◆ Exercise objective: Your task is to locate every line holding the string "Jaguary" and to copy each of them.

◆ Supplied material:
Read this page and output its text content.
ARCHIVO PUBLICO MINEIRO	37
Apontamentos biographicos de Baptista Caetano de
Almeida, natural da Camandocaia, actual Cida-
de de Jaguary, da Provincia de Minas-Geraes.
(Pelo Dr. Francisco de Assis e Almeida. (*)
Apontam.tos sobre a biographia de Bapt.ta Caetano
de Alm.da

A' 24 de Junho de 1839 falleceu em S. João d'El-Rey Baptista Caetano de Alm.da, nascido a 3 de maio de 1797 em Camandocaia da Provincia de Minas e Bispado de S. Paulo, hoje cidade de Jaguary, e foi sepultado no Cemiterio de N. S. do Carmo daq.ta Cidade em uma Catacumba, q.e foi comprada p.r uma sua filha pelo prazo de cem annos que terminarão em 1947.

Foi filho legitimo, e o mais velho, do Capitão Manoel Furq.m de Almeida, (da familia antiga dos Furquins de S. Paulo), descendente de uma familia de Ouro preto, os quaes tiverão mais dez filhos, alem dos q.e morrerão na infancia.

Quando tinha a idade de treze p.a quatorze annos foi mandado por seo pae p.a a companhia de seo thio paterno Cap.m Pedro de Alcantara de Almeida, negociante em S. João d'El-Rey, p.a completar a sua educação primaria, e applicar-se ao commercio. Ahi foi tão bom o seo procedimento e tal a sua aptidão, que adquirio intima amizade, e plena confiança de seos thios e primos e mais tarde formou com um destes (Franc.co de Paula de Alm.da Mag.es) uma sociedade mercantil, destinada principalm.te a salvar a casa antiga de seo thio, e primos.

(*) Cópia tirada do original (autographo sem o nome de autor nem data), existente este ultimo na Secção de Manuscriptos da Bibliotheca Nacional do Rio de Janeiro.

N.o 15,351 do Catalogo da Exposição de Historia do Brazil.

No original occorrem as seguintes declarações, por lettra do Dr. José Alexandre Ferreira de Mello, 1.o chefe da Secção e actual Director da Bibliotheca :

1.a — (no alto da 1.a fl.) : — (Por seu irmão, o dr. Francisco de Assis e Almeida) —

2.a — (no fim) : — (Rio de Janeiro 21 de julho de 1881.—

◆ Solution to the exercise:
de de Jaguary, da Provincia de Minas-Geraes.
A' 24 de Junho de 1839 falleceu em S. João d'El-Rey Baptista Caetano de Alm.da, nascido a 3 de maio de 1797 em Camandocaia da Provincia de Minas e Bispado de S. Paulo, hoje cidade de Jaguary, e foi sepultado no Cemiterio de N. S. do Carmo daq.ta Cidade em uma Catacumba, q.e foi comprada p.r uma sua filha pelo prazo de cem annos que terminarão em 1947.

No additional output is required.